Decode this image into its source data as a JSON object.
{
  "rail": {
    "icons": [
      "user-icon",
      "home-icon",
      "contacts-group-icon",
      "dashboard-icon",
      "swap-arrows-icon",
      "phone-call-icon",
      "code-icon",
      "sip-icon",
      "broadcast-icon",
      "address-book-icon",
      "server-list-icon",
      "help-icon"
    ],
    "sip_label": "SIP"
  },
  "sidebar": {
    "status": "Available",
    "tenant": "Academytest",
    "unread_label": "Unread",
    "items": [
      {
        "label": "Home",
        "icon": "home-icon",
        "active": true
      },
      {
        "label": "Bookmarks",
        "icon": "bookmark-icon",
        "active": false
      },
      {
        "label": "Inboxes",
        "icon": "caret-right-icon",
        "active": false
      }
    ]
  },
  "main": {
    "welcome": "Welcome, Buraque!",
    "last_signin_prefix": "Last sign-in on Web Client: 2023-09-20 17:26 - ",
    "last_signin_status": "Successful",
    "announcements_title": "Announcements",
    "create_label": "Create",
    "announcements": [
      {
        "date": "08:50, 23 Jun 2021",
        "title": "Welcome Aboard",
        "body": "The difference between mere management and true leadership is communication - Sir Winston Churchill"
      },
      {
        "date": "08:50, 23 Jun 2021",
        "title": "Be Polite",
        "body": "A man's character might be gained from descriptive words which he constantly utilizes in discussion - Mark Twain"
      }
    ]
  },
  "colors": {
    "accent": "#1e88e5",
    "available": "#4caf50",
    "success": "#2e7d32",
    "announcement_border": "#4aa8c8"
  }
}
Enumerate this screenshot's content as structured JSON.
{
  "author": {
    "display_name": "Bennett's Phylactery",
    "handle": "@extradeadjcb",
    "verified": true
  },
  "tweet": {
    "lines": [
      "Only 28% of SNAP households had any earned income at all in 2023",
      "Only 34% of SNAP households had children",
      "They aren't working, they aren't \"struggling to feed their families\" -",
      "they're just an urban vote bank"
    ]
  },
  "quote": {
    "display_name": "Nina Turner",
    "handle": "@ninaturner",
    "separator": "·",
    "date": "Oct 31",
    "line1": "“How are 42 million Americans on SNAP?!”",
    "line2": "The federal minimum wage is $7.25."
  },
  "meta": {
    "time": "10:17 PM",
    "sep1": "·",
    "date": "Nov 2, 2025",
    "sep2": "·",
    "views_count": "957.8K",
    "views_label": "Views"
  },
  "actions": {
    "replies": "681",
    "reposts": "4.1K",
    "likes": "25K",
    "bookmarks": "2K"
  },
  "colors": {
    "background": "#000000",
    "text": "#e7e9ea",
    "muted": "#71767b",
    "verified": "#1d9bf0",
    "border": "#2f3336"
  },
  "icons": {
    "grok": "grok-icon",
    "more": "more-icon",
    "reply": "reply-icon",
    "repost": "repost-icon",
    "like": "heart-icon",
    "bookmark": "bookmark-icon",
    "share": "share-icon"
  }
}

Given request> Answer with a single number: the count of lines holding the word "date".

Exercise output> 4